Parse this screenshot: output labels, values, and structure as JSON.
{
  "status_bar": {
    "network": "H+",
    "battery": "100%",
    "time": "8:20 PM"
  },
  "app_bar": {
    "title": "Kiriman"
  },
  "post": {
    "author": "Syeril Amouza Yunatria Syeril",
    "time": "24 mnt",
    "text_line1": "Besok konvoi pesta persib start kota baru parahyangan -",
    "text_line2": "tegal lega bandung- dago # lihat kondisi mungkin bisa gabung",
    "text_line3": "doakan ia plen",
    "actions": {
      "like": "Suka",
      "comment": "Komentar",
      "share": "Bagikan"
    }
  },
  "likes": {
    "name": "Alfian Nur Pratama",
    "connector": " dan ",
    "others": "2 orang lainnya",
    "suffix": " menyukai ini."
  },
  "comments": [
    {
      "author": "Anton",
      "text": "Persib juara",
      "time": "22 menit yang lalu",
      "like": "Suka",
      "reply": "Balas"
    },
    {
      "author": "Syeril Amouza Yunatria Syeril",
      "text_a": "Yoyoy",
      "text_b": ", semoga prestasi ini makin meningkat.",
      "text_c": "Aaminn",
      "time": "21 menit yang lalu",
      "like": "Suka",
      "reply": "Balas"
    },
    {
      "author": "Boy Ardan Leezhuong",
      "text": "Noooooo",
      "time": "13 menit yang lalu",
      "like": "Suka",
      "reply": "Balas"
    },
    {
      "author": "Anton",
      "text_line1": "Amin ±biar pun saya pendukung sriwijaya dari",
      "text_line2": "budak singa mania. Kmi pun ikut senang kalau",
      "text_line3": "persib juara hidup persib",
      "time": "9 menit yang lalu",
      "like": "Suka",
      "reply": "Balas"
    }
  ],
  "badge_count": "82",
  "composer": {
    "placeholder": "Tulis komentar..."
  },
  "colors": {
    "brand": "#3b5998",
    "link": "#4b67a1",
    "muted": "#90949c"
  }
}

INSTRUCTION:
Return all the data above once more, precisely as given.

OUTPUT BELOW:
Parse this screenshot: output labels, values, and structure as JSON.
{
  "status_bar": {
    "network": "H+",
    "battery": "100%",
    "time": "8:20 PM"
  },
  "app_bar": {
    "title": "Kiriman"
  },
  "post": {
    "author": "Syeril Amouza Yunatria Syeril",
    "time": "24 mnt",
    "text_line1": "Besok konvoi pesta persib start kota baru parahyangan -",
    "text_line2": "tegal lega bandung- dago # lihat kondisi mungkin bisa gabung",
    "text_line3": "doakan ia plen",
    "actions": {
      "like": "Suka",
      "comment": "Komentar",
      "share": "Bagikan"
    }
  },
  "likes": {
    "name": "Alfian Nur Pratama",
    "connector": " dan ",
    "others": "2 orang lainnya",
    "suffix": " menyukai ini."
  },
  "comments": [
    {
      "author": "Anton",
      "text": "Persib juara",
      "time": "22 menit yang lalu",
      "like": "Suka",
      "reply": "Balas"
    },
    {
      "author": "Syeril Amouza Yunatria Syeril",
      "text_a": "Yoyoy",
      "text_b": ", semoga prestasi ini makin meningkat.",
      "text_c": "Aaminn",
      "time": "21 menit yang lalu",
      "like": "Suka",
      "reply": "Balas"
    },
    {
      "author": "Boy Ardan Leezhuong",
      "text": "Noooooo",
      "time": "13 menit yang lalu",
      "like": "Suka",
      "reply": "Balas"
    },
    {
      "author": "Anton",
      "text_line1": "Amin ±biar pun saya pendukung sriwijaya dari",
      "text_line2": "budak singa mania. Kmi pun ikut senang kalau",
      "text_line3": "persib juara hidup persib",
      "time": "9 menit yang lalu",
      "like": "Suka",
      "reply": "Balas"
    }
  ],
  "badge_count": "82",
  "composer": {
    "placeholder": "Tulis komentar..."
  },
  "colors": {
    "brand": "#3b5998",
    "link": "#4b67a1",
    "muted": "#90949c"
  }
}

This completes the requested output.